### LISTED RECORDS
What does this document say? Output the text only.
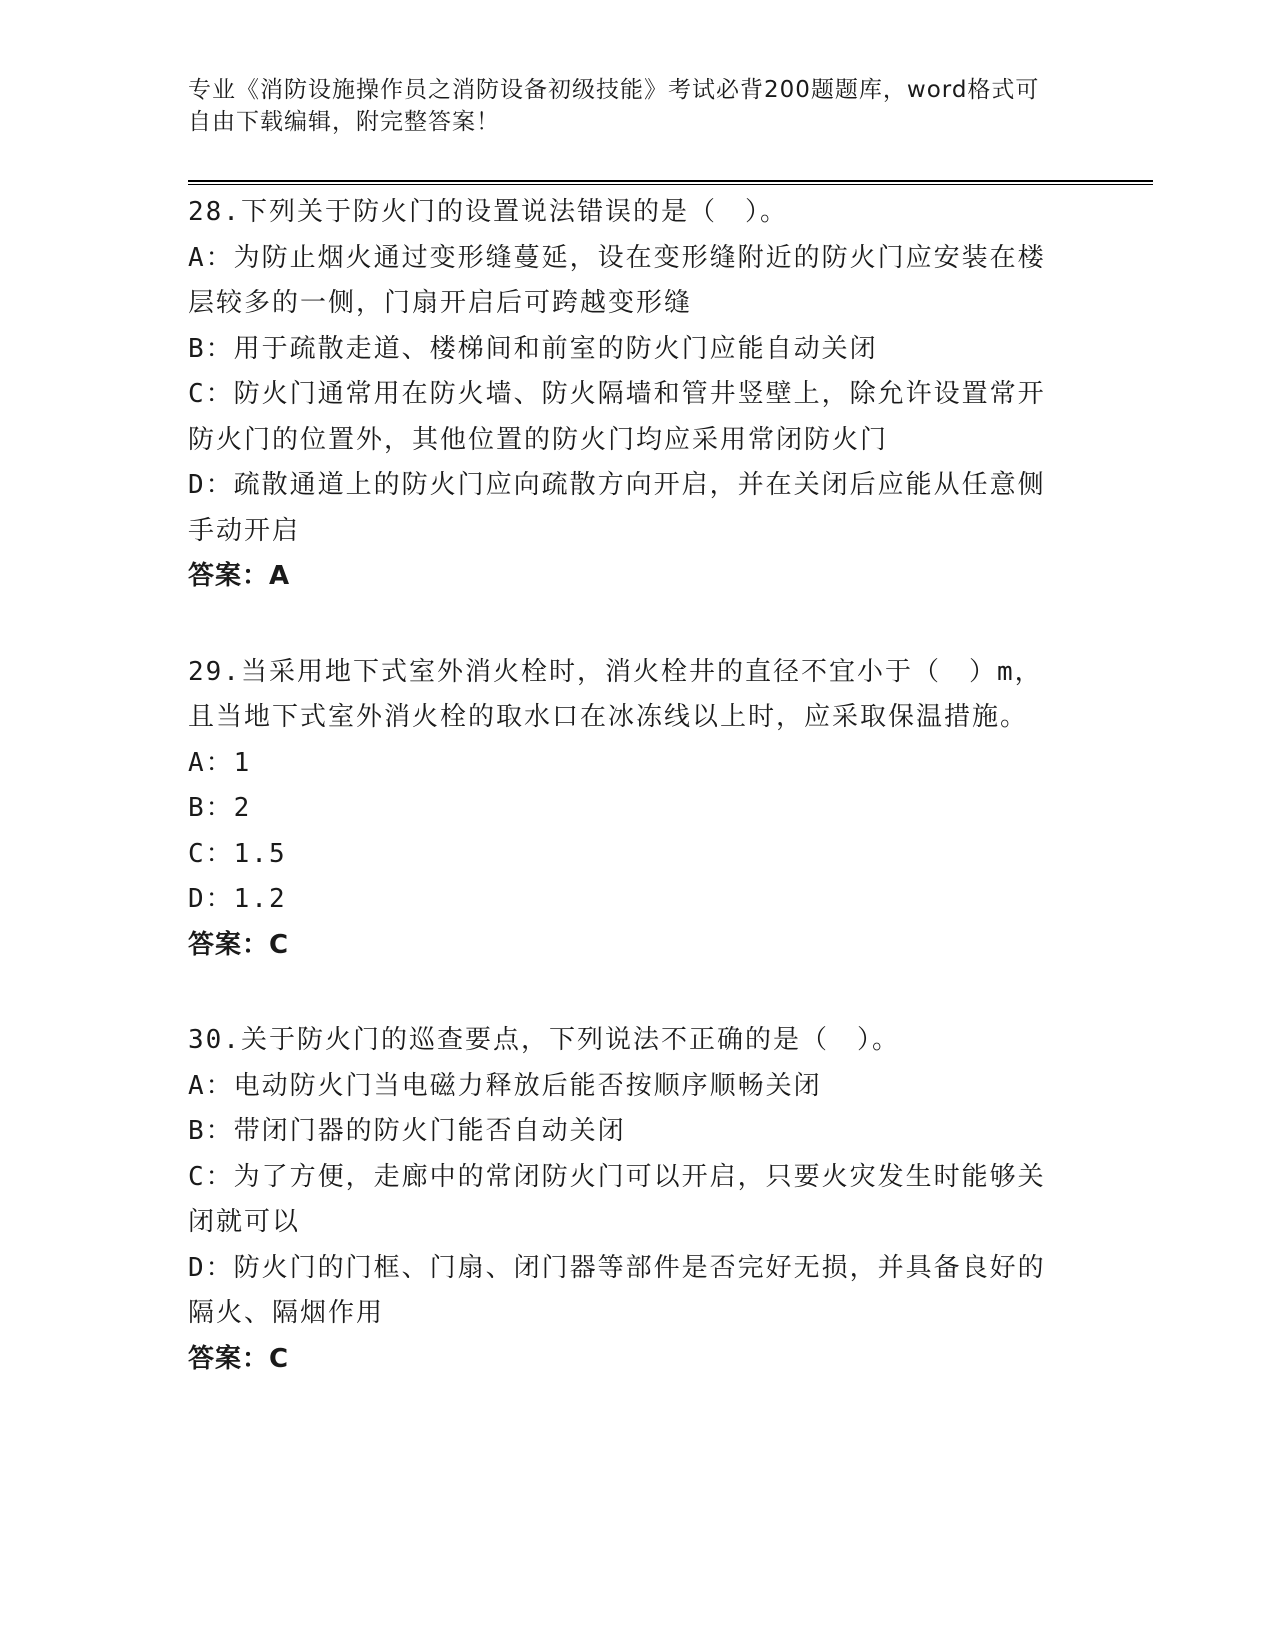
专业《消防设施操作员之消防设备初级技能》考试必背200题题库，word格式可
自由下载编辑，附完整答案！
28.下列关于防火门的设置说法错误的是（　）。
A：为防止烟火通过变形缝蔓延，设在变形缝附近的防火门应安装在楼
层较多的一侧，门扇开启后可跨越变形缝
B：用于疏散走道、楼梯间和前室的防火门应能自动关闭
C：防火门通常用在防火墙、防火隔墙和管井竖壁上，除允许设置常开
防火门的位置外，其他位置的防火门均应采用常闭防火门
D：疏散通道上的防火门应向疏散方向开启，并在关闭后应能从任意侧
手动开启
答案：A
29.当采用地下式室外消火栓时，消火栓井的直径不宜小于（　）m，
且当地下式室外消火栓的取水口在冰冻线以上时，应采取保温措施。
A：1
B：2
C：1.5
D：1.2
答案：C
30.关于防火门的巡查要点，下列说法不正确的是（　）。
A：电动防火门当电磁力释放后能否按顺序顺畅关闭
B：带闭门器的防火门能否自动关闭
C：为了方便，走廊中的常闭防火门可以开启，只要火灾发生时能够关
闭就可以
D：防火门的门框、门扇、闭门器等部件是否完好无损，并具备良好的
隔火、隔烟作用
答案：C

### STATED PROBLEM
Leaving all pictures aside, quote each record exactly.

### WRITTEN SOLUTION
What does this document say? Output the text only.
专业《消防设施操作员之消防设备初级技能》考试必背200题题库，word格式可
自由下载编辑，附完整答案！
28.下列关于防火门的设置说法错误的是（　）。
A：为防止烟火通过变形缝蔓延，设在变形缝附近的防火门应安装在楼
层较多的一侧，门扇开启后可跨越变形缝
B：用于疏散走道、楼梯间和前室的防火门应能自动关闭
C：防火门通常用在防火墙、防火隔墙和管井竖壁上，除允许设置常开
防火门的位置外，其他位置的防火门均应采用常闭防火门
D：疏散通道上的防火门应向疏散方向开启，并在关闭后应能从任意侧
手动开启
答案：A
29.当采用地下式室外消火栓时，消火栓井的直径不宜小于（　）m，
且当地下式室外消火栓的取水口在冰冻线以上时，应采取保温措施。
A：1
B：2
C：1.5
D：1.2
答案：C
30.关于防火门的巡查要点，下列说法不正确的是（　）。
A：电动防火门当电磁力释放后能否按顺序顺畅关闭
B：带闭门器的防火门能否自动关闭
C：为了方便，走廊中的常闭防火门可以开启，只要火灾发生时能够关
闭就可以
D：防火门的门框、门扇、闭门器等部件是否完好无损，并具备良好的
隔火、隔烟作用
答案：C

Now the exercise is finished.